- Entries supplied:
━━━━━━━━━━

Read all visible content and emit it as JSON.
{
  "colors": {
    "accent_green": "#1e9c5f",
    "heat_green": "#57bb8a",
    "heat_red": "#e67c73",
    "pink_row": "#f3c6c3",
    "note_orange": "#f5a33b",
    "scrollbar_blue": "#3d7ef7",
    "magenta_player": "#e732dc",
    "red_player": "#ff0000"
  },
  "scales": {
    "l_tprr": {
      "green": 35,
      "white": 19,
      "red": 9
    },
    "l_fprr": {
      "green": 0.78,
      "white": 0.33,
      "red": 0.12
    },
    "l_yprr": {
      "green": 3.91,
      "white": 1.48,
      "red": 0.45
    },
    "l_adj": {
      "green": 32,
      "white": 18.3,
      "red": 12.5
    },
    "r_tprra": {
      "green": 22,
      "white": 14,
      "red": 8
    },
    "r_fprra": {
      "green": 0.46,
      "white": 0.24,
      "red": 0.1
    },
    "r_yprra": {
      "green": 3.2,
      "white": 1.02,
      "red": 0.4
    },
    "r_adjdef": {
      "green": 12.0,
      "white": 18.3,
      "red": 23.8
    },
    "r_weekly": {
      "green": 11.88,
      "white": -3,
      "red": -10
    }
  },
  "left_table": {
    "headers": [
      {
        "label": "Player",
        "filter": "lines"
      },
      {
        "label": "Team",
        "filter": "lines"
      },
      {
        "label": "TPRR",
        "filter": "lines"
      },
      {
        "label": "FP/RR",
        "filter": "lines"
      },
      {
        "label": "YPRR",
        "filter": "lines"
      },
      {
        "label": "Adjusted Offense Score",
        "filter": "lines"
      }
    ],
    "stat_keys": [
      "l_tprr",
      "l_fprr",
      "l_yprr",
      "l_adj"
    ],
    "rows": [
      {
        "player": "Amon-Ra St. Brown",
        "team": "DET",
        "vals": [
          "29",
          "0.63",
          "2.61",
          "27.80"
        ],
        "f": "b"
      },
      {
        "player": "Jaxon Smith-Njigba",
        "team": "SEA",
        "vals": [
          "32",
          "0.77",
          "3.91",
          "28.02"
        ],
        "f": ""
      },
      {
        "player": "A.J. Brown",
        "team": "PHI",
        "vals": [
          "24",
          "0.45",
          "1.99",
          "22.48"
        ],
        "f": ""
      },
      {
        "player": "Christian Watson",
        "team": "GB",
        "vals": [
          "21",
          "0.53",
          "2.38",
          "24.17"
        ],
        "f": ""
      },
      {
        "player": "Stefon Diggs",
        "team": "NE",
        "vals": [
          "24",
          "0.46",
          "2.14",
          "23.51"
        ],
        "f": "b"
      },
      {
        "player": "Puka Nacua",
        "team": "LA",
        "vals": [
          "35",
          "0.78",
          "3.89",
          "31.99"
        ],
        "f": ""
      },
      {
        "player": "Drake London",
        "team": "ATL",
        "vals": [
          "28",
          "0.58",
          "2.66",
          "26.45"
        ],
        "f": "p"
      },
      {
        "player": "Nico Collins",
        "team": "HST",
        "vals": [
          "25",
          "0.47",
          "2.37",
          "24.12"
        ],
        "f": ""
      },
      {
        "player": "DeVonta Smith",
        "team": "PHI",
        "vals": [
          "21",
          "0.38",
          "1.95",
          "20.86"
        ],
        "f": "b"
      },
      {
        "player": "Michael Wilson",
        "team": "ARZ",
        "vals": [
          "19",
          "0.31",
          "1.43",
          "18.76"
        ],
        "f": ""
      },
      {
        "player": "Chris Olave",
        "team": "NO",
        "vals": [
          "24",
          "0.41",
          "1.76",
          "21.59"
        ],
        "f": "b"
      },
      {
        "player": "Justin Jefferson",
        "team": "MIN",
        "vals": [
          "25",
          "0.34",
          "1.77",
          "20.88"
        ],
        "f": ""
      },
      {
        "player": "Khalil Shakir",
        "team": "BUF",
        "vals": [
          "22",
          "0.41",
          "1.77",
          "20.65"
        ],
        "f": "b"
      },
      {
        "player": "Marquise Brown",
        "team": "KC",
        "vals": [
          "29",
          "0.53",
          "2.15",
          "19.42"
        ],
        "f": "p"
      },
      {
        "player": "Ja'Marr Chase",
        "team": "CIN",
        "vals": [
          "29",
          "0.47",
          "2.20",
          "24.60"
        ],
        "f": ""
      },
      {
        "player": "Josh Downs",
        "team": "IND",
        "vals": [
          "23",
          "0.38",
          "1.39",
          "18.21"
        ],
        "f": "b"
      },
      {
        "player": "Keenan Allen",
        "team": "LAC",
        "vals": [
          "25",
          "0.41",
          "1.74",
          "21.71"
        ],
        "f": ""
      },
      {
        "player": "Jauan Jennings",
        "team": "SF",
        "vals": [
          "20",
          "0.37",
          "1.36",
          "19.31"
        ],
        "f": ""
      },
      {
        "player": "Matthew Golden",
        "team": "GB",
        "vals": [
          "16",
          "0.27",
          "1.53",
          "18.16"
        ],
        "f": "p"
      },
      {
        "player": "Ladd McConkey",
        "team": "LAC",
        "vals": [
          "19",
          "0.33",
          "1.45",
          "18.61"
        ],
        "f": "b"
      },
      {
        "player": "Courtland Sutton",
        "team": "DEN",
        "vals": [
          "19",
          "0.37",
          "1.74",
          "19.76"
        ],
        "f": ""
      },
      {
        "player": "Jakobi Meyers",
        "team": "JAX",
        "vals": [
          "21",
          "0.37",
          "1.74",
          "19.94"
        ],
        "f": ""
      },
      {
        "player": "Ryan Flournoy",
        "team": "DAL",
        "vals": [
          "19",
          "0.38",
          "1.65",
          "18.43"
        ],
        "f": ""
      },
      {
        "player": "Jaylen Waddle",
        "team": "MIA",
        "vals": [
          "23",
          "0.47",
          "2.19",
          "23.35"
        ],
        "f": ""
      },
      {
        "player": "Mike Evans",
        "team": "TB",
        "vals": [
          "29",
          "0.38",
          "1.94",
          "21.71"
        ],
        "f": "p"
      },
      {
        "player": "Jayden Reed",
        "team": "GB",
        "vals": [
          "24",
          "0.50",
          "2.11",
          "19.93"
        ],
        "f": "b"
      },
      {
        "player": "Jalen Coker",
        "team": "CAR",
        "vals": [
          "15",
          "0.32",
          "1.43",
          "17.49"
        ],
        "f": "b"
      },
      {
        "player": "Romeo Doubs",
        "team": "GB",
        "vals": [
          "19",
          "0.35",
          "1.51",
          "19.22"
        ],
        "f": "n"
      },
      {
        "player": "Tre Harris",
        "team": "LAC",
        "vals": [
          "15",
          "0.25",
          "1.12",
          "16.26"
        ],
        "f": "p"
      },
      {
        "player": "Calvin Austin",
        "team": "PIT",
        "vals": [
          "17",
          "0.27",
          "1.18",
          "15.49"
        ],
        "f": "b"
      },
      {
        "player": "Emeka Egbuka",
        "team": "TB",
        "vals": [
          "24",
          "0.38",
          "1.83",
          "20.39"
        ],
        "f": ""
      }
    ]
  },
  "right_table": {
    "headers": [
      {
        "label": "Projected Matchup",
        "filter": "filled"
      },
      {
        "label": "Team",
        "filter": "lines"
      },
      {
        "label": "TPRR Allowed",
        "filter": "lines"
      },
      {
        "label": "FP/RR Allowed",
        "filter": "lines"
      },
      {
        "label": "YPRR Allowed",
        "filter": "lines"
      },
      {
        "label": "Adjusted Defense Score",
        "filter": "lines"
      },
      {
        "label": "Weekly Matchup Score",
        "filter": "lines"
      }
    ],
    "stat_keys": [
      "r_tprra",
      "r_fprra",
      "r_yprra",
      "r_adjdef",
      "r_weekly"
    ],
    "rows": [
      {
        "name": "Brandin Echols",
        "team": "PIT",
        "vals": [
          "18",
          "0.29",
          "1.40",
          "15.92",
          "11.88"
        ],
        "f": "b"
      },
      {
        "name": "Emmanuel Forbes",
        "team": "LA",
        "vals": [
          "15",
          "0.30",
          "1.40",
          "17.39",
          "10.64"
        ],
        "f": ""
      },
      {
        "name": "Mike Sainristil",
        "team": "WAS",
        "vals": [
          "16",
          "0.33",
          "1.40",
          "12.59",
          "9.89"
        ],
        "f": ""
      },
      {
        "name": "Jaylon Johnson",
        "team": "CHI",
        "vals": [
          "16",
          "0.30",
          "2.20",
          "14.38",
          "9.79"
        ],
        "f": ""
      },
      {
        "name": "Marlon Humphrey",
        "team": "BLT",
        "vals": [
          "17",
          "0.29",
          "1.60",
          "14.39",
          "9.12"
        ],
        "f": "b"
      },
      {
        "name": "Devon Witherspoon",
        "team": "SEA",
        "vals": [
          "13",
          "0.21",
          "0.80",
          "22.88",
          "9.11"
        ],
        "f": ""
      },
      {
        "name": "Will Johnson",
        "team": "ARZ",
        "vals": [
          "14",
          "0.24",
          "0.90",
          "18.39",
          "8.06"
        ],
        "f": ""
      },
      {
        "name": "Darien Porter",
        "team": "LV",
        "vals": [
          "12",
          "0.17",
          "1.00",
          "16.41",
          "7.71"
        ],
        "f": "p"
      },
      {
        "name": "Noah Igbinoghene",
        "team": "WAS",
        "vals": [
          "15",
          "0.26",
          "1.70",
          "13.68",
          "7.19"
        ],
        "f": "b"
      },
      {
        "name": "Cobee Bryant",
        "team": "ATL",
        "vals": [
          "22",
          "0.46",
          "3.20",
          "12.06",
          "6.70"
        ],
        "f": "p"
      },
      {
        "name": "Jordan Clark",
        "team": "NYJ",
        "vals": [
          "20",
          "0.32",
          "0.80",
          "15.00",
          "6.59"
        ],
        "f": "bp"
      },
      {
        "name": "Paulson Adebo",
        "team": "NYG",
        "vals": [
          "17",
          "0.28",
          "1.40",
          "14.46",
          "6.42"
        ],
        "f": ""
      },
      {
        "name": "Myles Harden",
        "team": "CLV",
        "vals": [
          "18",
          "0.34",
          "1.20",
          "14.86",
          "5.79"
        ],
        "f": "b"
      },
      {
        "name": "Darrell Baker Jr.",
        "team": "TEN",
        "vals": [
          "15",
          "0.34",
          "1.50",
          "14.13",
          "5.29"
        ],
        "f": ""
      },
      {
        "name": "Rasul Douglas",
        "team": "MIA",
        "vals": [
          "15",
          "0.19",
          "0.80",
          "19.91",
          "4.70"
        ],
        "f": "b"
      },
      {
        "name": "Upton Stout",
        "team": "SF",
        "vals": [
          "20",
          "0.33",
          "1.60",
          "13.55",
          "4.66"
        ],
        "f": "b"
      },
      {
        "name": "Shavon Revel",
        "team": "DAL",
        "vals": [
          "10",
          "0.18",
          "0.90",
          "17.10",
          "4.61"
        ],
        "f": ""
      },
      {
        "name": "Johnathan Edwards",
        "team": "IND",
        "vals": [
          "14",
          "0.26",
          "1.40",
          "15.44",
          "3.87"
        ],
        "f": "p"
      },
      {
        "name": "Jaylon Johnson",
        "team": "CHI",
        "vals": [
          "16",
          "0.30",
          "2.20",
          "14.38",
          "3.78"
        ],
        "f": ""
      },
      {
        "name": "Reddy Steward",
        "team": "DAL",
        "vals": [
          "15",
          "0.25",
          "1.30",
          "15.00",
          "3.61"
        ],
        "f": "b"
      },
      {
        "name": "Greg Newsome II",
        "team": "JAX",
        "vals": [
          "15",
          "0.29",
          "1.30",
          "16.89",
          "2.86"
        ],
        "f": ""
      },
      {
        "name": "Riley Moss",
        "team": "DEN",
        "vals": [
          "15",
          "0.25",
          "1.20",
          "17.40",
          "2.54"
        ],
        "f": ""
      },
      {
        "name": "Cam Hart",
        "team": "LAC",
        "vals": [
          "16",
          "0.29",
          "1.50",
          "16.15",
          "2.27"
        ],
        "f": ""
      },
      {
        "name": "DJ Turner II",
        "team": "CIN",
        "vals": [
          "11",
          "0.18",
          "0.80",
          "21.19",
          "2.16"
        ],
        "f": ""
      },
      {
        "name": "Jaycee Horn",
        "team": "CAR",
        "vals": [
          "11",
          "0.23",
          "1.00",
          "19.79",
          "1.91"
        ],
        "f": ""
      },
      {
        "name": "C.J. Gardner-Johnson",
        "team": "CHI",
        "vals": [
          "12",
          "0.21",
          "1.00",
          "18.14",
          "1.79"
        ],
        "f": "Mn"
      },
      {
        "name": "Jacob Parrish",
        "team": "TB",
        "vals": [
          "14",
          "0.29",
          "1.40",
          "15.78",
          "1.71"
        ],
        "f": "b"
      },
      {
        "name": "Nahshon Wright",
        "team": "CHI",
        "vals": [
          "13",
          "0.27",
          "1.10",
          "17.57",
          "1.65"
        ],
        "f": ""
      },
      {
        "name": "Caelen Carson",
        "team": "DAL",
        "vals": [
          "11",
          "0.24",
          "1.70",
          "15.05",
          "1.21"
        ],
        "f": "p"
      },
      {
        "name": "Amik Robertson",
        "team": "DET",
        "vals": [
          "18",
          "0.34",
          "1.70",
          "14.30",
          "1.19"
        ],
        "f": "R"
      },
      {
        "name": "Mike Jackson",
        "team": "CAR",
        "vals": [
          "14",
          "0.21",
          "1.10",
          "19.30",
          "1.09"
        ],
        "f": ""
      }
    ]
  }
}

━━━━━━━━━━

Which lines include "Johnson"? Copy each of them out.

        "name": "Jaylon Johnson",
        "name": "Will Johnson",
        "name": "Jaylon Johnson",
        "name": "C.J. Gardner-Johnson",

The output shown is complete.